Текст для чтения
════════

Но богатства этого было маловато. Ему бы не тянуться к кумирам, не завидовать им, а тянуть и тянуть свое, точное и неповторимое. У него была своя горькая жизнь, своя особая планида – притягивать несчастья и с горькой усмешкой рассказывать о них. Помню поразительный его рассказ о том, как однажды ночью на Невском к нему пристал какой-то тип, видимо, уголовник, и был с ним всюду, куда он ни шел. Среди ночи Глеб позвонил знакомому режиссеру, пытаясь спастись у него, но тот злобно повесил трубку. Приговаривая: "Я с тобой, капитан!" – уголовник не отставал, следовал за ним всюду, как смерть. Сел с

Глебом в такси, приехал к нему домой. Увидев незатейливое его жилье, забрал только несколько простынь, сказав: "Никогда еще не спал на простынях!" – и ушел наконец.

Безусловно, было в Глебе честное, грустное, страдающее нутро, и несчастья любили его, как всякого хорошего человека. Однажды, когда он стоял с одноклассниками возле сто восемьдесят второй школы

(против дома Мурузи, где позже учился и я), на их компанию налетел грузовик. Его ближайшего друга убило сразу, а Глеб долго после этого пролежал в больнице. Его необыкновенно высокая и какая-то скорбная фигура притягивала к себе молнии, как одинокий тополь. В Комарово, катаясь с горки в компании веселых коллег, он налетел на столб и чуть не скончался. Однажды я ехал в Дом творчества и встретил в вагоне двух веселых редакторш, которые направлялись к Глебу провести прелестный весенний день, а может, и вечер. В холле дома нас встретил запах лекарств, какая-то суета, обычно обслуге этого дома не свойственная. Они лихорадочно открывали вторые половины дверей.

Сверху последовала печальная процессия – длинного Глеба несли на носилках вшестером. На повороте возникла суета, Глеб никак не пролазил. Увидев нашу веселую компанию, он мрачно подмигнул.

"Инфаркт!" – говорили все.

Потом он долго лежал в больнице в Сестрорецке, и я его навещал.

════════

Данные
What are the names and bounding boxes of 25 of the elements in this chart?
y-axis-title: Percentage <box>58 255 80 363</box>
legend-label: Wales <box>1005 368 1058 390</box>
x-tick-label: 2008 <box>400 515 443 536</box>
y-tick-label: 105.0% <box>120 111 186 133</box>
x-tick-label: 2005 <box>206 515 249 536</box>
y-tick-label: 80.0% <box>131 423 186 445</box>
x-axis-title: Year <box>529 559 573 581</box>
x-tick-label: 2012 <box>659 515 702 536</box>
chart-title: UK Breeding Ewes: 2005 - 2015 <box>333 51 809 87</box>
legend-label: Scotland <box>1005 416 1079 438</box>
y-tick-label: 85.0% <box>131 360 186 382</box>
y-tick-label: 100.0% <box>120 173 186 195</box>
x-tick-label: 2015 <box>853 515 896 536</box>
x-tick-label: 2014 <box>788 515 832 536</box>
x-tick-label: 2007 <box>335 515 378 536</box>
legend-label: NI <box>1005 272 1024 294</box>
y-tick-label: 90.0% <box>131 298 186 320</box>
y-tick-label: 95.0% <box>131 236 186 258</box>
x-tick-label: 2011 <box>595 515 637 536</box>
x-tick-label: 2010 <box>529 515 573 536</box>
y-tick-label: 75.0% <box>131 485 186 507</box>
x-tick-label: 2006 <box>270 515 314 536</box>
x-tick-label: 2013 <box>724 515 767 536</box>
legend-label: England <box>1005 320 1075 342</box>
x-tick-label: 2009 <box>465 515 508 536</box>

════════

Задание A
Что забрал уголовник у Глеба дома, по словам текста о Глебе?
Задание B
Процитируйте из текста о Глебе отрывок, начиная со слов «Но богатства этого» и заканчивая словами «и ушел наконец.».

Ответ A
Несколько простынь.

Ответ B
Но богатства этого было маловато. Ему бы не тянуться к кумирам, не завидовать им, а тянуть и тянуть свое, точное и неповторимое. У него была своя горькая жизнь, своя особая планида – притягивать несчастья и с горькой усмешкой рассказывать о них. Помню поразительный его рассказ о том, как однажды ночью на Невском к нему пристал какой-то тип, видимо, уголовник, и был с ним всюду, куда он ни шел. Среди ночи Глеб позвонил знакомому режиссеру, пытаясь спастись у него, но тот злобно повесил трубку. Приговаривая: "Я с тобой, капитан!" – уголовник не отставал, следовал за ним всюду, как смерть. Сел с

Глебом в такси, приехал к нему домой. Увидев незатейливое его жилье, забрал только несколько простынь, сказав: "Никогда еще не спал на простынях!" – и ушел наконец.